> [REQUIRED TASK]
Using the data below, gather each line that includes the word "JSON".
== AVAILABLE RECORDS ==
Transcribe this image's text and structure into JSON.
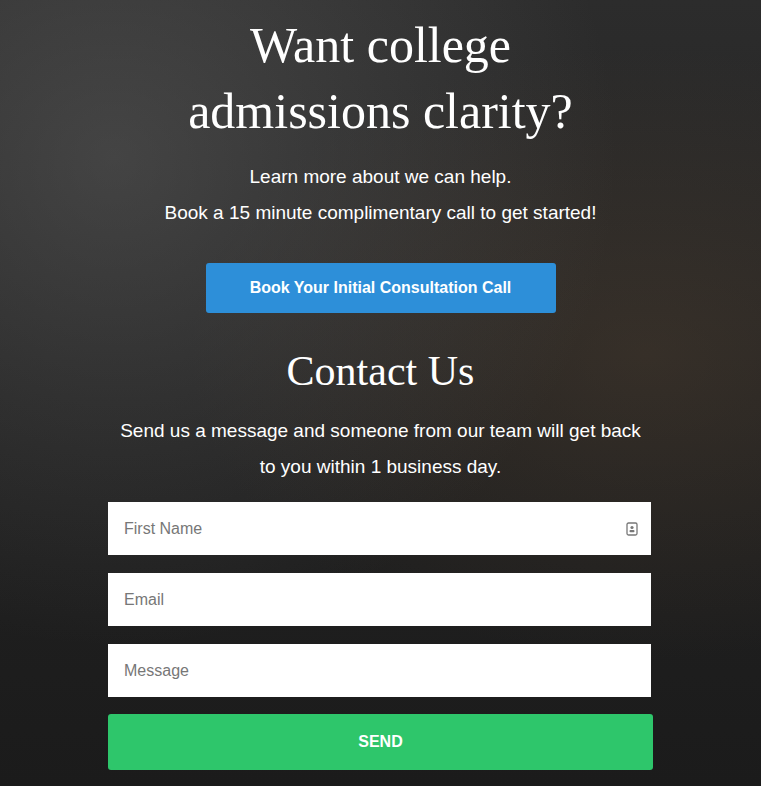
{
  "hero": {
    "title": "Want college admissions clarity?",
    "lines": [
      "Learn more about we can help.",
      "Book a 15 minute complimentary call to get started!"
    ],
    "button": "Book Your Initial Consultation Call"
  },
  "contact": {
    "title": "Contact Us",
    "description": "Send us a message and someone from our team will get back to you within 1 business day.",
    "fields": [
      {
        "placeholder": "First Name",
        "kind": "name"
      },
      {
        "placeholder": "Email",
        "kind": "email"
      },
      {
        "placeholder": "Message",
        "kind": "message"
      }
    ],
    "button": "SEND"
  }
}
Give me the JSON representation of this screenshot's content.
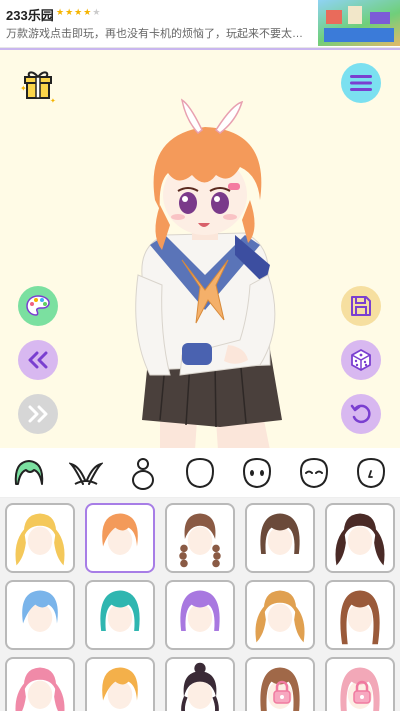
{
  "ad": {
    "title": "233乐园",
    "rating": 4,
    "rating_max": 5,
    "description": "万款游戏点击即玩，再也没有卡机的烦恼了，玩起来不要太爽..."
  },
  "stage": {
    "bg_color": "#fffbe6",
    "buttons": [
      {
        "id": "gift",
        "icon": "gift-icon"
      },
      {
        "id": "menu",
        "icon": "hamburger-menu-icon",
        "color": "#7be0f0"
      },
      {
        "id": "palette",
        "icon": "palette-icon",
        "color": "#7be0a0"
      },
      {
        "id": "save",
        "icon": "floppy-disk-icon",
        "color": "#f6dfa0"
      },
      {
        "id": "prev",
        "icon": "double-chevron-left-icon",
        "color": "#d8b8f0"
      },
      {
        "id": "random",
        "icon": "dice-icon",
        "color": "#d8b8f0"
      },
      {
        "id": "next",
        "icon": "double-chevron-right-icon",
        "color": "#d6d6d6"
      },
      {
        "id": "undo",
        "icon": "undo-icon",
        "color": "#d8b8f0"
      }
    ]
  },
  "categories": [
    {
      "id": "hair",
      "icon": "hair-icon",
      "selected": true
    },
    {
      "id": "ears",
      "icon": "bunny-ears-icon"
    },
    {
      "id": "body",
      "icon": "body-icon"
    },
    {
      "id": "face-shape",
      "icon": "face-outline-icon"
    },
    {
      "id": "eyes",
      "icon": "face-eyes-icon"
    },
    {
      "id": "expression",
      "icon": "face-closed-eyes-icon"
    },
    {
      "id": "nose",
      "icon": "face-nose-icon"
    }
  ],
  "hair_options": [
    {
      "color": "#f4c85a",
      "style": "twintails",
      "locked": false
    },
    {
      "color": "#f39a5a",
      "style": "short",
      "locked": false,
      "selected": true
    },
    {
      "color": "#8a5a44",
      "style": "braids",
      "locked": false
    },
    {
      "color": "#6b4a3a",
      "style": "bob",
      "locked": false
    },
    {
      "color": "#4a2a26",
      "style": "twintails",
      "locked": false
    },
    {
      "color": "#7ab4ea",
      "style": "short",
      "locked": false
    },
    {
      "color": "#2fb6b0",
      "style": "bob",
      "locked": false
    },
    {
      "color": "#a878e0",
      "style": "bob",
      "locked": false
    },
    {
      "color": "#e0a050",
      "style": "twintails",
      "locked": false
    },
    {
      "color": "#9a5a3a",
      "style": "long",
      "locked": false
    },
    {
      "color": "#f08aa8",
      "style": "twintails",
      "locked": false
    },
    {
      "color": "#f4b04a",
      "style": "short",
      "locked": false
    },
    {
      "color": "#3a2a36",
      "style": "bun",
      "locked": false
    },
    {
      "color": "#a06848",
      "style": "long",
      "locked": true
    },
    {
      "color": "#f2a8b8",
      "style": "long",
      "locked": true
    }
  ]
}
===
> [RIGHT ANSWER]
Transcribe this image's text and structure into JSON.
Give me the JSON representation of this screenshot's content.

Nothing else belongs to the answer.